(Dataset listings of figures)
= = = = = = =

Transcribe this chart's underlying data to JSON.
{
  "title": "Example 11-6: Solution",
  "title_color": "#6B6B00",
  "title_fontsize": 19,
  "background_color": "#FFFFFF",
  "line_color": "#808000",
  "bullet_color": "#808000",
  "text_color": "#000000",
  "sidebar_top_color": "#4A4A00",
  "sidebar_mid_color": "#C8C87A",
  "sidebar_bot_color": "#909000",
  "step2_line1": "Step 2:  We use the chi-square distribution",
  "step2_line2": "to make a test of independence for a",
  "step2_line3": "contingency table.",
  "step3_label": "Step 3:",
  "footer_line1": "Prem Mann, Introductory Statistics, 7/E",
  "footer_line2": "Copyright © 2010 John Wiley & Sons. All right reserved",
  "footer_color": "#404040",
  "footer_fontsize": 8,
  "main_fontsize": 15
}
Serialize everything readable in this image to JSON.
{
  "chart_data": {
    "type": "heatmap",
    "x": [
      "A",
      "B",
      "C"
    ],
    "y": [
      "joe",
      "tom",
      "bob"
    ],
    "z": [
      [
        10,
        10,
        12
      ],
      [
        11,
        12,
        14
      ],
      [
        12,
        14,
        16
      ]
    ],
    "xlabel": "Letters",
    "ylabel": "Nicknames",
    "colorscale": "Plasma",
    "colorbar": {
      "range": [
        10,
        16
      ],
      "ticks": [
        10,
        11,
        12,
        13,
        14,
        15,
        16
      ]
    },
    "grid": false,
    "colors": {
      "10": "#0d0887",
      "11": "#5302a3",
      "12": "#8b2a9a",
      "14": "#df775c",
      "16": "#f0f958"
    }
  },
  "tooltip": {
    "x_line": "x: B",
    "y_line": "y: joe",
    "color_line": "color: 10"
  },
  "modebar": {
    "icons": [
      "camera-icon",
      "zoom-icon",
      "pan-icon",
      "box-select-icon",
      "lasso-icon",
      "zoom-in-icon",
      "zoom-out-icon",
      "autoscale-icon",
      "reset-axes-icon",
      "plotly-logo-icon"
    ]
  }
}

= = = = = = =

*What the exercise asks*. All of the lines above must be returned exactly.

*Output*.
Transcribe this chart's underlying data to JSON.
{
  "title": "Example 11-6: Solution",
  "title_color": "#6B6B00",
  "title_fontsize": 19,
  "background_color": "#FFFFFF",
  "line_color": "#808000",
  "bullet_color": "#808000",
  "text_color": "#000000",
  "sidebar_top_color": "#4A4A00",
  "sidebar_mid_color": "#C8C87A",
  "sidebar_bot_color": "#909000",
  "step2_line1": "Step 2:  We use the chi-square distribution",
  "step2_line2": "to make a test of independence for a",
  "step2_line3": "contingency table.",
  "step3_label": "Step 3:",
  "footer_line1": "Prem Mann, Introductory Statistics, 7/E",
  "footer_line2": "Copyright © 2010 John Wiley & Sons. All right reserved",
  "footer_color": "#404040",
  "footer_fontsize": 8,
  "main_fontsize": 15
}
Serialize everything readable in this image to JSON.
{
  "chart_data": {
    "type": "heatmap",
    "x": [
      "A",
      "B",
      "C"
    ],
    "y": [
      "joe",
      "tom",
      "bob"
    ],
    "z": [
      [
        10,
        10,
        12
      ],
      [
        11,
        12,
        14
      ],
      [
        12,
        14,
        16
      ]
    ],
    "xlabel": "Letters",
    "ylabel": "Nicknames",
    "colorscale": "Plasma",
    "colorbar": {
      "range": [
        10,
        16
      ],
      "ticks": [
        10,
        11,
        12,
        13,
        14,
        15,
        16
      ]
    },
    "grid": false,
    "colors": {
      "10": "#0d0887",
      "11": "#5302a3",
      "12": "#8b2a9a",
      "14": "#df775c",
      "16": "#f0f958"
    }
  },
  "tooltip": {
    "x_line": "x: B",
    "y_line": "y: joe",
    "color_line": "color: 10"
  },
  "modebar": {
    "icons": [
      "camera-icon",
      "zoom-icon",
      "pan-icon",
      "box-select-icon",
      "lasso-icon",
      "zoom-in-icon",
      "zoom-out-icon",
      "autoscale-icon",
      "reset-axes-icon",
      "plotly-logo-icon"
    ]
  }
}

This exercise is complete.